[Data provided start]
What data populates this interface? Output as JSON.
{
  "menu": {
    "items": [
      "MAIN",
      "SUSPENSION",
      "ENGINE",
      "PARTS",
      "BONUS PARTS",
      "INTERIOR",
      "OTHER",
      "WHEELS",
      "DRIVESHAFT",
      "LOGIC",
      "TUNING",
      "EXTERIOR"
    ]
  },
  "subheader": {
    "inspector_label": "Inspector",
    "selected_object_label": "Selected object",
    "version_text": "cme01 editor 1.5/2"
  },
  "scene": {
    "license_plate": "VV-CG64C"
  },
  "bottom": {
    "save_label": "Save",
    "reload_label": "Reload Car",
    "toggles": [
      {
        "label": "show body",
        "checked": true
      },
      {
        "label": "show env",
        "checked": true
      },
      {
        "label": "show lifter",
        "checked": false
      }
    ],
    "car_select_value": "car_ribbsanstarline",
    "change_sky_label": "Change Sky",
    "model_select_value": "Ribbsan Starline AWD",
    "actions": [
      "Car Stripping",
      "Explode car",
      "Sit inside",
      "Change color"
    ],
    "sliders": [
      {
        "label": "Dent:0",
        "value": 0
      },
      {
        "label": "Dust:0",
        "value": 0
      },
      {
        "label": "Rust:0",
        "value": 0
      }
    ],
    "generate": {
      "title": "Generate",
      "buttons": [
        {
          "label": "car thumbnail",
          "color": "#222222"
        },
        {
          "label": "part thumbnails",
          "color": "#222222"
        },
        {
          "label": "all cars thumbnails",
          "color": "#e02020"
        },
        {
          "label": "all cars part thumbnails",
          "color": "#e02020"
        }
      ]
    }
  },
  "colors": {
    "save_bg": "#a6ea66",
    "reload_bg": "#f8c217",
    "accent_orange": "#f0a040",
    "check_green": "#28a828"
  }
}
[Data provided end]
* [Set exercise]:
Without leaving anything out, quote all the data.

* [The completed task]:
What data populates this interface? Output as JSON.
{
  "menu": {
    "items": [
      "MAIN",
      "SUSPENSION",
      "ENGINE",
      "PARTS",
      "BONUS PARTS",
      "INTERIOR",
      "OTHER",
      "WHEELS",
      "DRIVESHAFT",
      "LOGIC",
      "TUNING",
      "EXTERIOR"
    ]
  },
  "subheader": {
    "inspector_label": "Inspector",
    "selected_object_label": "Selected object",
    "version_text": "cme01 editor 1.5/2"
  },
  "scene": {
    "license_plate": "VV-CG64C"
  },
  "bottom": {
    "save_label": "Save",
    "reload_label": "Reload Car",
    "toggles": [
      {
        "label": "show body",
        "checked": true
      },
      {
        "label": "show env",
        "checked": true
      },
      {
        "label": "show lifter",
        "checked": false
      }
    ],
    "car_select_value": "car_ribbsanstarline",
    "change_sky_label": "Change Sky",
    "model_select_value": "Ribbsan Starline AWD",
    "actions": [
      "Car Stripping",
      "Explode car",
      "Sit inside",
      "Change color"
    ],
    "sliders": [
      {
        "label": "Dent:0",
        "value": 0
      },
      {
        "label": "Dust:0",
        "value": 0
      },
      {
        "label": "Rust:0",
        "value": 0
      }
    ],
    "generate": {
      "title": "Generate",
      "buttons": [
        {
          "label": "car thumbnail",
          "color": "#222222"
        },
        {
          "label": "part thumbnails",
          "color": "#222222"
        },
        {
          "label": "all cars thumbnails",
          "color": "#e02020"
        },
        {
          "label": "all cars part thumbnails",
          "color": "#e02020"
        }
      ]
    }
  },
  "colors": {
    "save_bg": "#a6ea66",
    "reload_bg": "#f8c217",
    "accent_orange": "#f0a040",
    "check_green": "#28a828"
  }
}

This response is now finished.